**WORK TO BE COMPLETED:** Without the images, output each record below as it stands.

**RECORDS PROVIDED:**
──────────
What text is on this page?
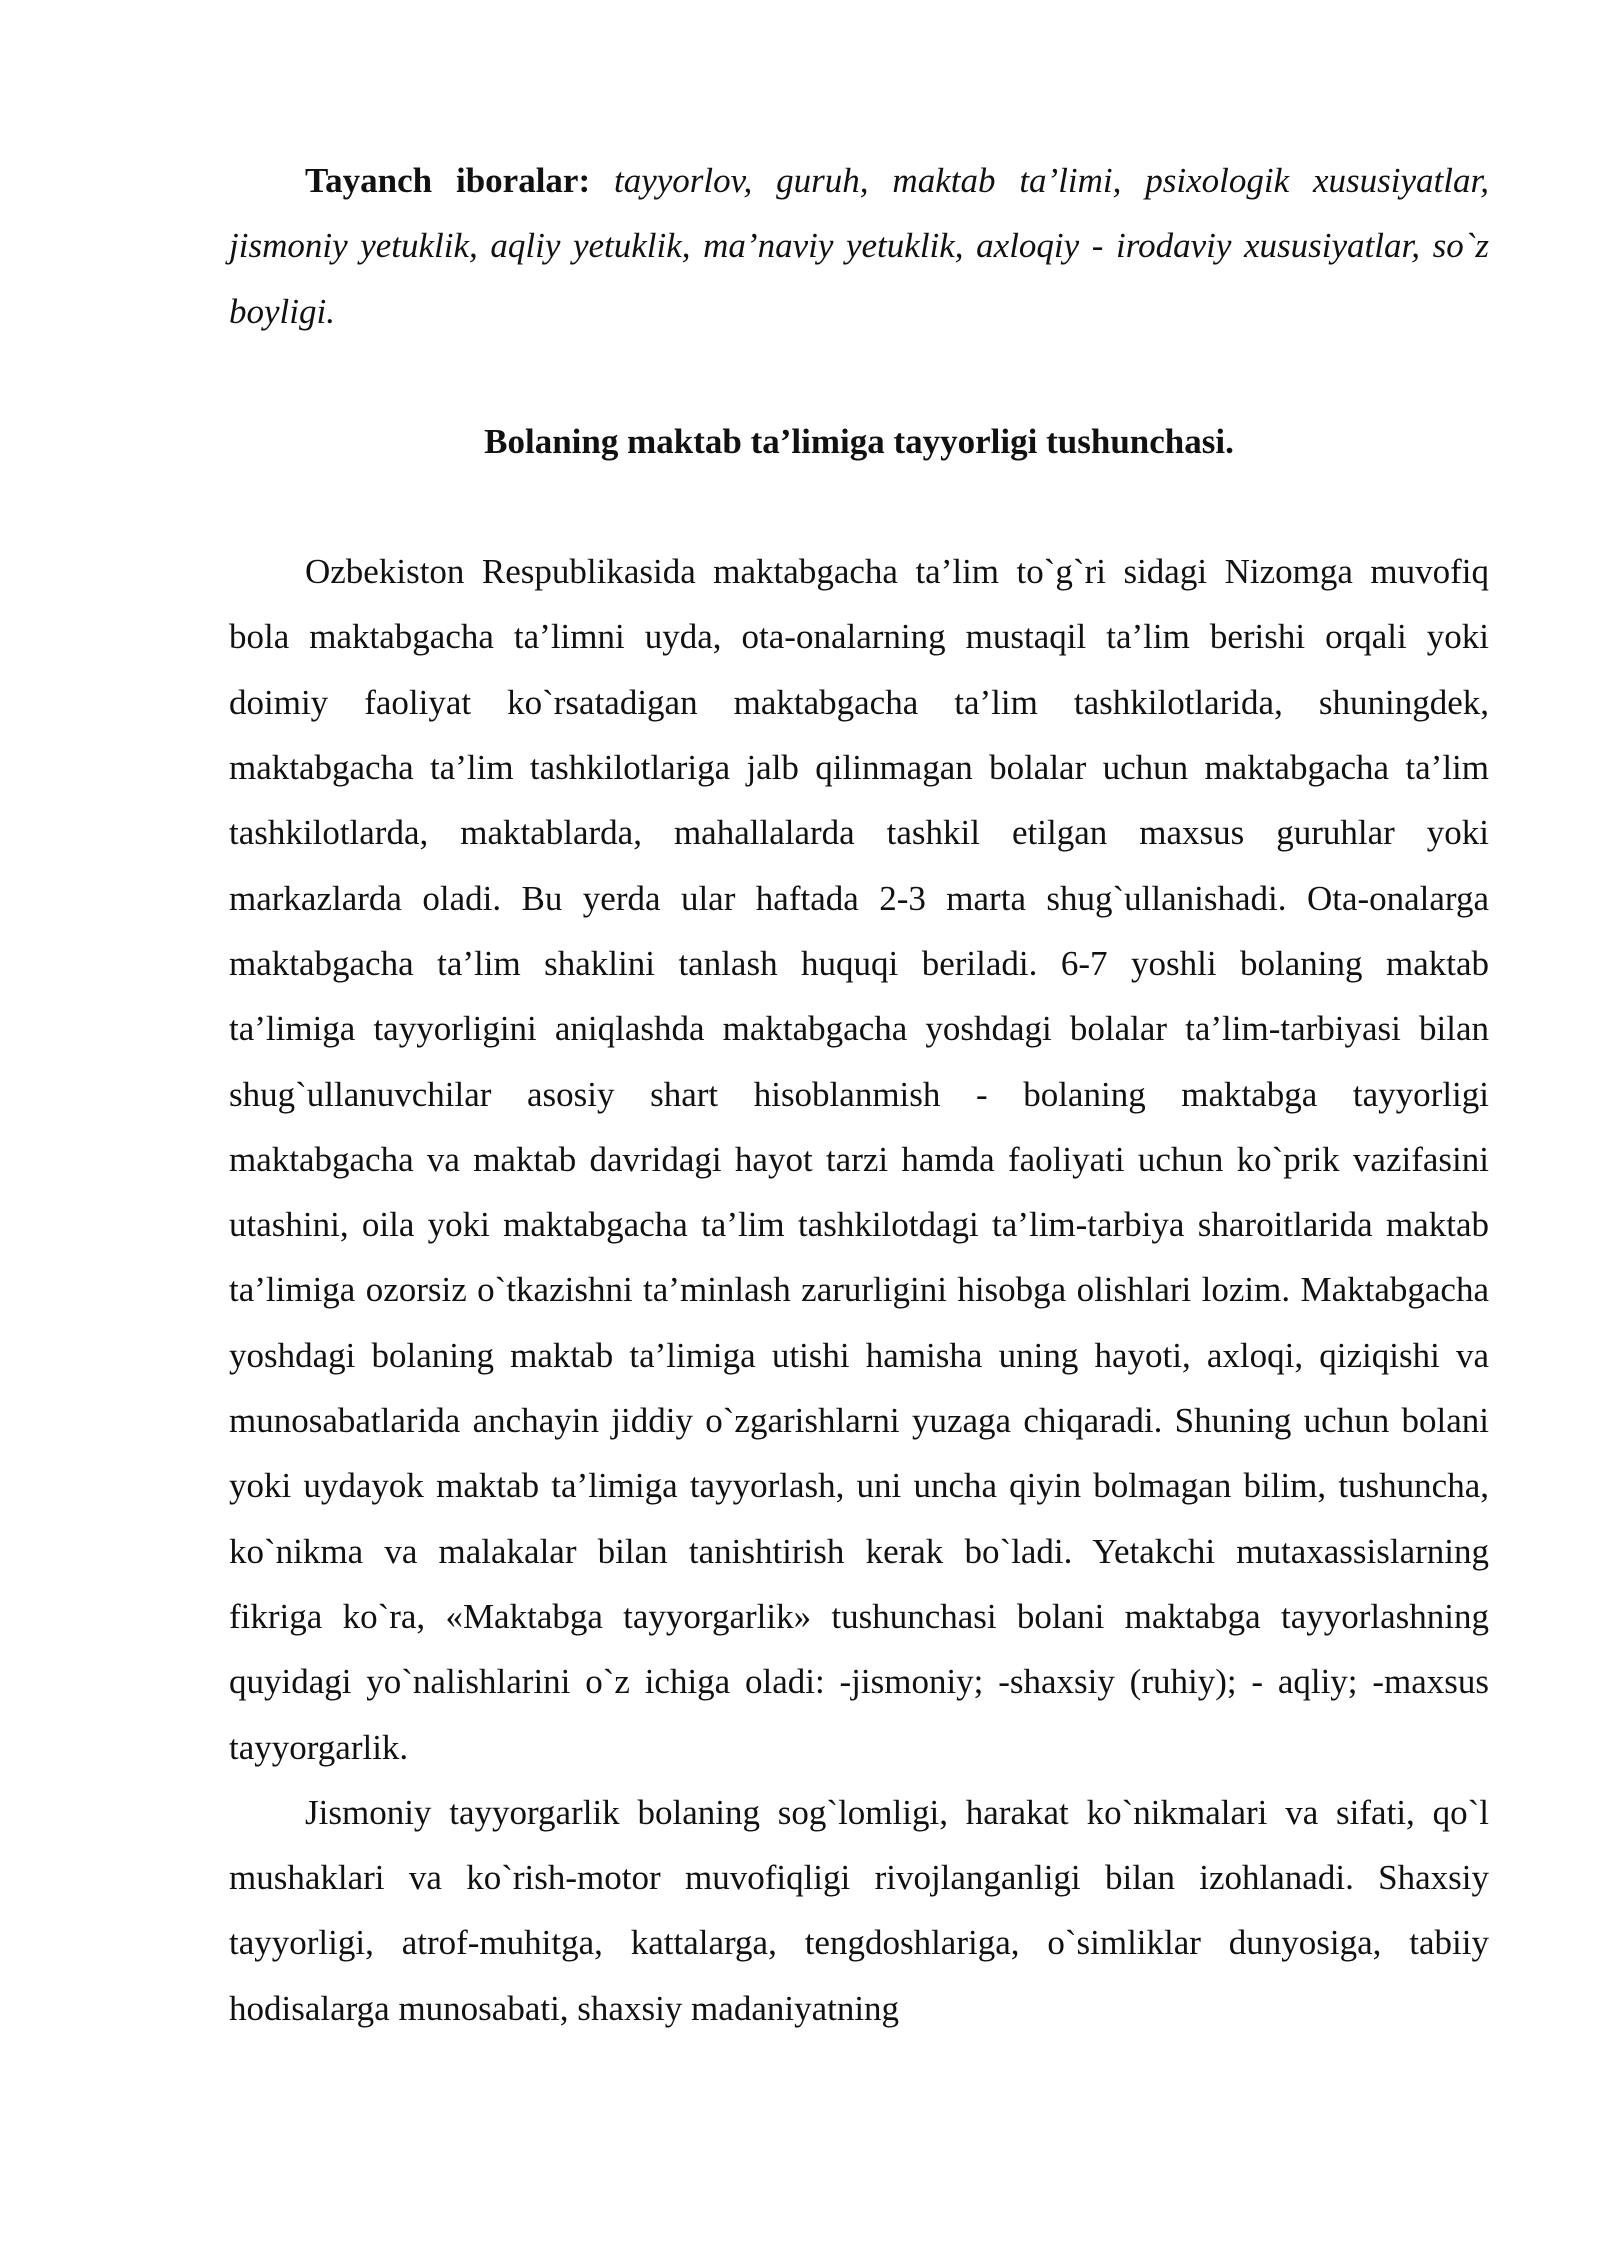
Tayanch iboralar: tayyorlov, guruh, maktab ta’limi, psixologik xususiyatlar, jismoniy yetuklik, aqliy yetuklik, ma’naviy yetuklik, axloqiy - irodaviy xususiyatlar, so`z boyligi.

Bolaning maktab ta’limiga tayyorligi tushunchasi.

Ozbekiston Respublikasida maktabgacha ta’lim to`g`ri sidagi Nizomga muvofiq bola maktabgacha ta’limni uyda, ota-onalarning mustaqil ta’lim berishi orqali yoki doimiy faoliyat ko`rsatadigan maktabgacha ta’lim tashkilotlarida, shuningdek, maktabgacha ta’lim tashkilotlariga jalb qilinmagan bolalar uchun maktabgacha ta’lim tashkilotlarda, maktablarda, mahallalarda tashkil etilgan maxsus guruhlar yoki markazlarda oladi. Bu yerda ular haftada 2-3 marta shug`ullanishadi. Ota-onalarga maktabgacha ta’lim shaklini tanlash huquqi beriladi. 6-7 yoshli bolaning maktab ta’limiga tayyorligini aniqlashda maktabgacha yoshdagi bolalar ta’lim-tarbiyasi bilan shug`ullanuvchilar asosiy shart hisoblanmish - bolaning maktabga tayyorligi maktabgacha va maktab davridagi hayot tarzi hamda faoliyati uchun ko`prik vazifasini utashini, oila yoki maktabgacha ta’lim tashkilotdagi ta’lim-tarbiya sharoitlarida maktab ta’limiga ozorsiz o`tkazishni ta’minlash zarurligini hisobga olishlari lozim. Maktabgacha yoshdagi bolaning maktab ta’limiga utishi hamisha uning hayoti, axloqi, qiziqishi va munosabatlarida anchayin jiddiy o`zgarishlarni yuzaga chiqaradi. Shuning uchun bolani yoki uydayok maktab ta’limiga tayyorlash, uni uncha qiyin bolmagan bilim, tushuncha, ko`nikma va malakalar bilan tanishtirish kerak bo`ladi. Yetakchi mutaxassislarning fikriga ko`ra, «Maktabga tayyorgarlik» tushunchasi bolani maktabga tayyorlashning quyidagi yo`nalishlarini o`z ichiga oladi: -jismoniy; -shaxsiy (ruhiy); - aqliy; -maxsus tayyorgarlik.

Jismoniy tayyorgarlik bolaning sog`lomligi, harakat ko`nikmalari va sifati, qo`l mushaklari va ko`rish-motor muvofiqligi rivojlanganligi bilan izohlanadi. Shaxsiy tayyorligi, atrof-muhitga, kattalarga, tengdoshlariga, o`simliklar dunyosiga, tabiiy hodisalarga munosabati, shaxsiy madaniyatning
──────────
**EXERCISE RESPONSE:**
What text is on this page?
Tayanch iboralar: tayyorlov, guruh, maktab ta’limi, psixologik xususiyatlar, jismoniy yetuklik, aqliy yetuklik, ma’naviy yetuklik, axloqiy - irodaviy xususiyatlar, so`z boyligi.

Bolaning maktab ta’limiga tayyorligi tushunchasi.

Ozbekiston Respublikasida maktabgacha ta’lim to`g`ri sidagi Nizomga muvofiq bola maktabgacha ta’limni uyda, ota-onalarning mustaqil ta’lim berishi orqali yoki doimiy faoliyat ko`rsatadigan maktabgacha ta’lim tashkilotlarida, shuningdek, maktabgacha ta’lim tashkilotlariga jalb qilinmagan bolalar uchun maktabgacha ta’lim tashkilotlarda, maktablarda, mahallalarda tashkil etilgan maxsus guruhlar yoki markazlarda oladi. Bu yerda ular haftada 2-3 marta shug`ullanishadi. Ota-onalarga maktabgacha ta’lim shaklini tanlash huquqi beriladi. 6-7 yoshli bolaning maktab ta’limiga tayyorligini aniqlashda maktabgacha yoshdagi bolalar ta’lim-tarbiyasi bilan shug`ullanuvchilar asosiy shart hisoblanmish - bolaning maktabga tayyorligi maktabgacha va maktab davridagi hayot tarzi hamda faoliyati uchun ko`prik vazifasini utashini, oila yoki maktabgacha ta’lim tashkilotdagi ta’lim-tarbiya sharoitlarida maktab ta’limiga ozorsiz o`tkazishni ta’minlash zarurligini hisobga olishlari lozim. Maktabgacha yoshdagi bolaning maktab ta’limiga utishi hamisha uning hayoti, axloqi, qiziqishi va munosabatlarida anchayin jiddiy o`zgarishlarni yuzaga chiqaradi. Shuning uchun bolani yoki uydayok maktab ta’limiga tayyorlash, uni uncha qiyin bolmagan bilim, tushuncha, ko`nikma va malakalar bilan tanishtirish kerak bo`ladi. Yetakchi mutaxassislarning fikriga ko`ra, «Maktabga tayyorgarlik» tushunchasi bolani maktabga tayyorlashning quyidagi yo`nalishlarini o`z ichiga oladi: -jismoniy; -shaxsiy (ruhiy); - aqliy; -maxsus tayyorgarlik.

Jismoniy tayyorgarlik bolaning sog`lomligi, harakat ko`nikmalari va sifati, qo`l mushaklari va ko`rish-motor muvofiqligi rivojlanganligi bilan izohlanadi. Shaxsiy tayyorligi, atrof-muhitga, kattalarga, tengdoshlariga, o`simliklar dunyosiga, tabiiy hodisalarga munosabati, shaxsiy madaniyatning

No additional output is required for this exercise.